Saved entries
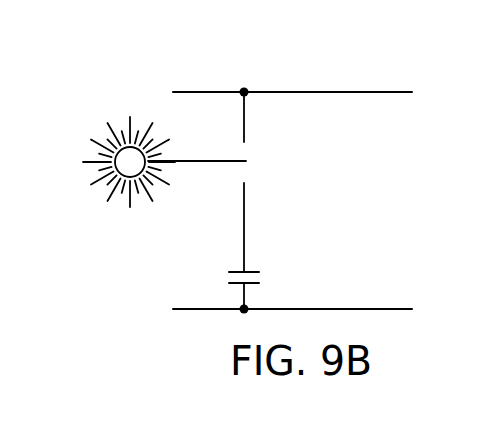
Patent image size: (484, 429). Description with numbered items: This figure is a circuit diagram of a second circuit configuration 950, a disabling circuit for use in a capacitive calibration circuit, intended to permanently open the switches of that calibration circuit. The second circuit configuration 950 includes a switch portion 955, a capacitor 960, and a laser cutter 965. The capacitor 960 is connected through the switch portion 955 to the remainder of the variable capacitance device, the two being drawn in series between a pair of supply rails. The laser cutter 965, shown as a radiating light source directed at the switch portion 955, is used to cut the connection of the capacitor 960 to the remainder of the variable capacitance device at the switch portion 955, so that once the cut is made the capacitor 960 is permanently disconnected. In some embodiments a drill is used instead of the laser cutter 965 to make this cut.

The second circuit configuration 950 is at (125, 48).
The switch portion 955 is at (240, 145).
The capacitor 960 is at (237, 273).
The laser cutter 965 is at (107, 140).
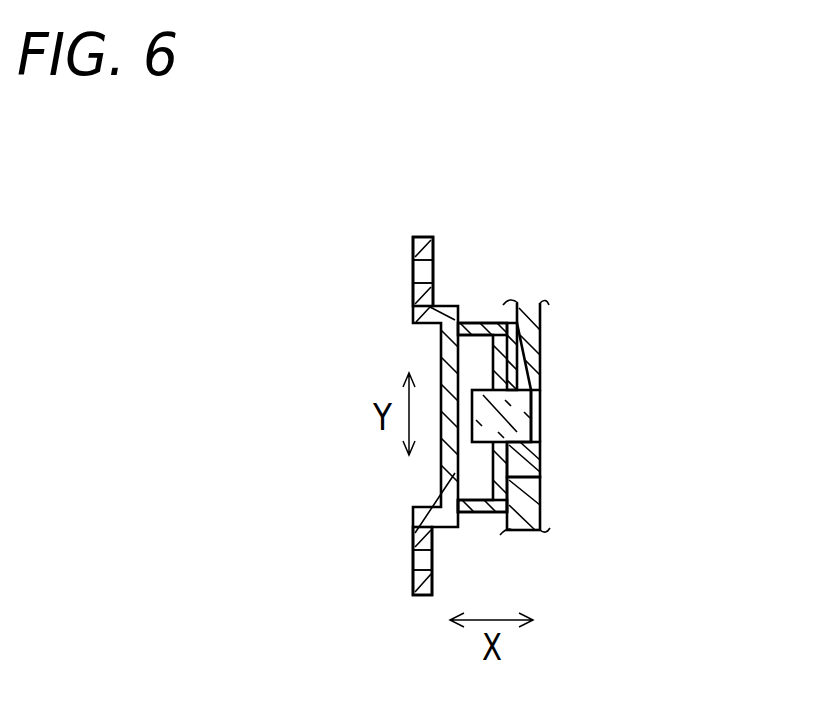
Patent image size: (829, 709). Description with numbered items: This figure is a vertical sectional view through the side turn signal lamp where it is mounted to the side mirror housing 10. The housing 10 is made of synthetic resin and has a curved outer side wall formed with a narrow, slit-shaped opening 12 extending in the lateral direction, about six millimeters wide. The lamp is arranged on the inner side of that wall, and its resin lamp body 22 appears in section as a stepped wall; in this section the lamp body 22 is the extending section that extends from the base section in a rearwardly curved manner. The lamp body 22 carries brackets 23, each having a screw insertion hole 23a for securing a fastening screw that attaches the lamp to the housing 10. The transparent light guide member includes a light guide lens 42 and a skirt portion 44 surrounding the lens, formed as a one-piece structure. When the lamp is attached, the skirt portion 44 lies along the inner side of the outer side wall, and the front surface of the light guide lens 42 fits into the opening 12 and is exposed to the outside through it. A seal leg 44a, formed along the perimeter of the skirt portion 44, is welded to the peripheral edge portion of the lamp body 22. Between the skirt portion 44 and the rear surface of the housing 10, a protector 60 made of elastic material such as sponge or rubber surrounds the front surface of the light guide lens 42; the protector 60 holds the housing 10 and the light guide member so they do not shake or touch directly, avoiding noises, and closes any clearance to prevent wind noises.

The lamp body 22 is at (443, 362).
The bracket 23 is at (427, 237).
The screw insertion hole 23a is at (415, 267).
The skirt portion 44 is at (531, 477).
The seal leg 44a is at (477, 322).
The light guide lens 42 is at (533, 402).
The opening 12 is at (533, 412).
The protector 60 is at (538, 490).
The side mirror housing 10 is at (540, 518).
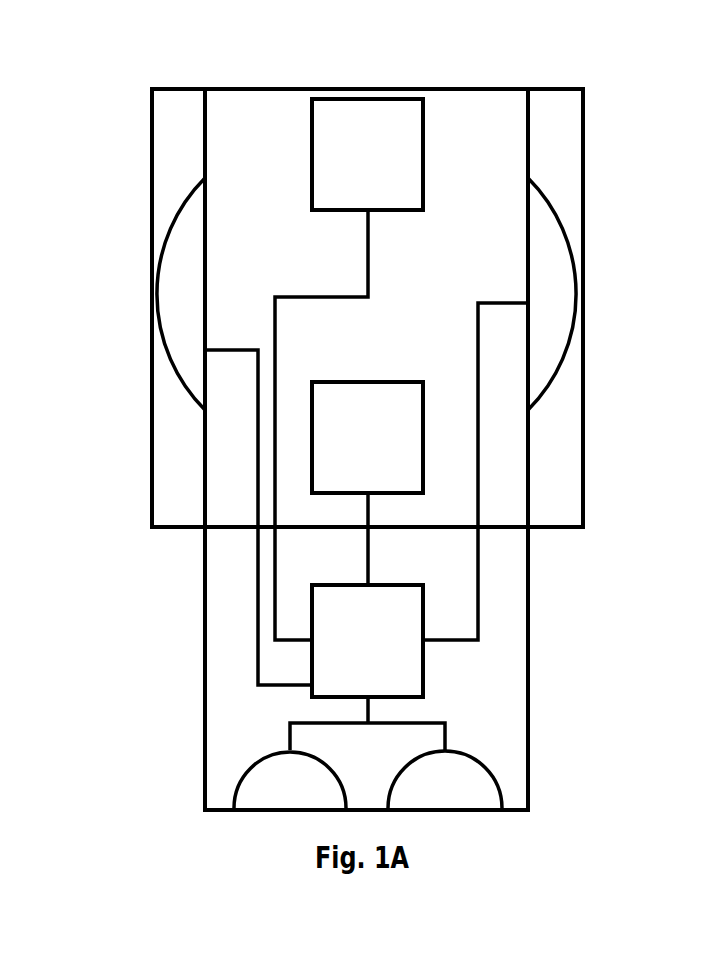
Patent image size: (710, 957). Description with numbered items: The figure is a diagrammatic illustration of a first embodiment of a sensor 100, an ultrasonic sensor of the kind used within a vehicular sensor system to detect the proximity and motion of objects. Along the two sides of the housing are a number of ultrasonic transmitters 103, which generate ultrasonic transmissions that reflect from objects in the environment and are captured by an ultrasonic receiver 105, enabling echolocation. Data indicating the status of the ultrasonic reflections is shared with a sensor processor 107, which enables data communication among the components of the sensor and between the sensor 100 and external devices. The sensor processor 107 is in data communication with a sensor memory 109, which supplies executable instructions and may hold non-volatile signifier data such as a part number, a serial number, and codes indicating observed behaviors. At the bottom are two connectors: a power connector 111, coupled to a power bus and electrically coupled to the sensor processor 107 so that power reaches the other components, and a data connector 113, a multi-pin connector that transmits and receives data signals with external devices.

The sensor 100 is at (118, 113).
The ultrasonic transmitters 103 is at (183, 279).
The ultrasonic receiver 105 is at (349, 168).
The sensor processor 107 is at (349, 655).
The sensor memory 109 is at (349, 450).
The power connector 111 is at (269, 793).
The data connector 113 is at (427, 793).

--

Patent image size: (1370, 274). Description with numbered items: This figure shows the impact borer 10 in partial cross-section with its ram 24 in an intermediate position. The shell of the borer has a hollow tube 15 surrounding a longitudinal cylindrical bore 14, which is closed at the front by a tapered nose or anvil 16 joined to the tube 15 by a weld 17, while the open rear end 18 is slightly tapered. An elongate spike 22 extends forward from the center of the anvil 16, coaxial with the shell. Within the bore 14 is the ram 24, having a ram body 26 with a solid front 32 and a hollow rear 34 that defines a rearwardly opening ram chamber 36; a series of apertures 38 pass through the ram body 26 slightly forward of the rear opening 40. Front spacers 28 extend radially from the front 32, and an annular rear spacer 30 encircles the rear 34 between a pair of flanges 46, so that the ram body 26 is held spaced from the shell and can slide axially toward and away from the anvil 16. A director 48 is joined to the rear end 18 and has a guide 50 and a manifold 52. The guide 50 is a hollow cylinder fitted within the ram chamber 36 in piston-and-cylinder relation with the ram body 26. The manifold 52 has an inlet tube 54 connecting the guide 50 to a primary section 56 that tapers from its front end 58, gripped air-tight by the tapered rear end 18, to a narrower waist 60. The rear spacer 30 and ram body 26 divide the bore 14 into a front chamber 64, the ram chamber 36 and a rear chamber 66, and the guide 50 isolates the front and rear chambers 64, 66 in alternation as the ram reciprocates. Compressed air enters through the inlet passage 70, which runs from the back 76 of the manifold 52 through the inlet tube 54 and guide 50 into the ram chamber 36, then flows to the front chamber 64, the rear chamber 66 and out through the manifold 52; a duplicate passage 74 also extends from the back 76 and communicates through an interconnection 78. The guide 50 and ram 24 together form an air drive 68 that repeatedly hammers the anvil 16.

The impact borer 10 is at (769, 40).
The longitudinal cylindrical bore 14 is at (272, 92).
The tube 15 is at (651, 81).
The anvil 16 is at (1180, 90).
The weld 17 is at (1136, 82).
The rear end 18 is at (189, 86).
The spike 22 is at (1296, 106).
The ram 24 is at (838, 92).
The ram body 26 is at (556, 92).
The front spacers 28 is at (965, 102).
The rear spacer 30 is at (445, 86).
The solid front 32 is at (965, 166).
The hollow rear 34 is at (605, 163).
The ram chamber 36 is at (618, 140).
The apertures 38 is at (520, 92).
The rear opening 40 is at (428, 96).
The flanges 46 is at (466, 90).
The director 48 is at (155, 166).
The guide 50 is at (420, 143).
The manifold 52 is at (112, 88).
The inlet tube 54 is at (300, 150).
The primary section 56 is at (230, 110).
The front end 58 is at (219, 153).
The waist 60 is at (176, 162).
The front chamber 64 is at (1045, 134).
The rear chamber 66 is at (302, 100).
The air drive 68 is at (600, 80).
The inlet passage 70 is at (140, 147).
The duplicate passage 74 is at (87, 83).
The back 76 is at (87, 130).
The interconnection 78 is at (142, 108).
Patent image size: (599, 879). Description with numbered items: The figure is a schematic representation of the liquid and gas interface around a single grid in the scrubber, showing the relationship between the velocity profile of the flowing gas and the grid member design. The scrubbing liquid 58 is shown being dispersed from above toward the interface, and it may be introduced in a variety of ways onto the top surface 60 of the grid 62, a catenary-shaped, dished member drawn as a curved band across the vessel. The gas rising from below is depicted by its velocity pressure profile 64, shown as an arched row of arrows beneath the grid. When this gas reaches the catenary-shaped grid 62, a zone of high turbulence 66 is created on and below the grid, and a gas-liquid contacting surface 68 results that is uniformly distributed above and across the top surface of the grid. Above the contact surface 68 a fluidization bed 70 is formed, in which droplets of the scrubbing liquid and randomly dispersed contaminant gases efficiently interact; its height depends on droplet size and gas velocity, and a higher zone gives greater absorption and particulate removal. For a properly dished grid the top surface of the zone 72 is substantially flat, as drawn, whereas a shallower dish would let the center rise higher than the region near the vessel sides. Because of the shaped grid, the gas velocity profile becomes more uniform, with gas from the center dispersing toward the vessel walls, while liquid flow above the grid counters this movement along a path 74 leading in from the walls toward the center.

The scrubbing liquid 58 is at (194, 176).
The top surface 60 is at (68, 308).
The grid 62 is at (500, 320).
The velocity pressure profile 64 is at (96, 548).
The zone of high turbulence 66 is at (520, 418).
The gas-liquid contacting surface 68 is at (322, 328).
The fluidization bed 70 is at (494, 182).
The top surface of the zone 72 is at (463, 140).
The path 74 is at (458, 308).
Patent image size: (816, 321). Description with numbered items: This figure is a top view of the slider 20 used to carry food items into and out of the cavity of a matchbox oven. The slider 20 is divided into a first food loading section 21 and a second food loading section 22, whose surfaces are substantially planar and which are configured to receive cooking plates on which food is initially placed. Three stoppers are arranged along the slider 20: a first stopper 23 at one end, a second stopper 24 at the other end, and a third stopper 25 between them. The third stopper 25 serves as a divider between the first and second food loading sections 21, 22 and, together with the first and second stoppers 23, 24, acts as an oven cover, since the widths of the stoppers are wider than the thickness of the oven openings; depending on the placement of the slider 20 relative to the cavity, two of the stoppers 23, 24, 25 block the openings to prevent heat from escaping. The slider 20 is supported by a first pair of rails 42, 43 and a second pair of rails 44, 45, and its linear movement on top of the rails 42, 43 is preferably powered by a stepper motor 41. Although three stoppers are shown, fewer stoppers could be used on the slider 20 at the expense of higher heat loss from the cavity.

...

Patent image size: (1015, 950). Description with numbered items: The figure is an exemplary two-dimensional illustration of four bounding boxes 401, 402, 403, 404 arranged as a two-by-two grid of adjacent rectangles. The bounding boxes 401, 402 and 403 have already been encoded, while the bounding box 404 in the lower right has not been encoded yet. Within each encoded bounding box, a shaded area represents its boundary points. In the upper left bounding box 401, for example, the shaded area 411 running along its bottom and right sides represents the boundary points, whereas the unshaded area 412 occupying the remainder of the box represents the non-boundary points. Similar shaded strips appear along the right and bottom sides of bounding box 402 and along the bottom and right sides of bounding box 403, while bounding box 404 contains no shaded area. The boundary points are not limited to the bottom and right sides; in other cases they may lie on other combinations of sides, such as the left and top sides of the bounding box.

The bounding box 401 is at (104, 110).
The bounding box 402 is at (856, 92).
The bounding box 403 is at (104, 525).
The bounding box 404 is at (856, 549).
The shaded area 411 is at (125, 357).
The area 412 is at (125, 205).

▶ _WORK TO COMPLETE_: Please set down, word for word, the lines of the listing between the line holding "Patent image size: (829, 709)." and the line holding "The side mirror housing 10 is at (540, 518).", inclusive.

▶ _REPLY TO THE EXERCISE_:
Patent image size: (829, 709). Description with numbered items: This figure is a vertical sectional view through the side turn signal lamp where it is mounted to the side mirror housing 10. The housing 10 is made of synthetic resin and has a curved outer side wall formed with a narrow, slit-shaped opening 12 extending in the lateral direction, about six millimeters wide. The lamp is arranged on the inner side of that wall, and its resin lamp body 22 appears in section as a stepped wall; in this section the lamp body 22 is the extending section that extends from the base section in a rearwardly curved manner. The lamp body 22 carries brackets 23, each having a screw insertion hole 23a for securing a fastening screw that attaches the lamp to the housing 10. The transparent light guide member includes a light guide lens 42 and a skirt portion 44 surrounding the lens, formed as a one-piece structure. When the lamp is attached, the skirt portion 44 lies along the inner side of the outer side wall, and the front surface of the light guide lens 42 fits into the opening 12 and is exposed to the outside through it. A seal leg 44a, formed along the perimeter of the skirt portion 44, is welded to the peripheral edge portion of the lamp body 22. Between the skirt portion 44 and the rear surface of the housing 10, a protector 60 made of elastic material such as sponge or rubber surrounds the front surface of the light guide lens 42; the protector 60 holds the housing 10 and the light guide member so they do not shake or touch directly, avoiding noises, and closes any clearance to prevent wind noises.

The lamp body 22 is at (443, 362).
The bracket 23 is at (427, 237).
The screw insertion hole 23a is at (415, 267).
The skirt portion 44 is at (531, 477).
The seal leg 44a is at (477, 322).
The light guide lens 42 is at (533, 402).
The opening 12 is at (533, 412).
The protector 60 is at (538, 490).
The side mirror housing 10 is at (540, 518).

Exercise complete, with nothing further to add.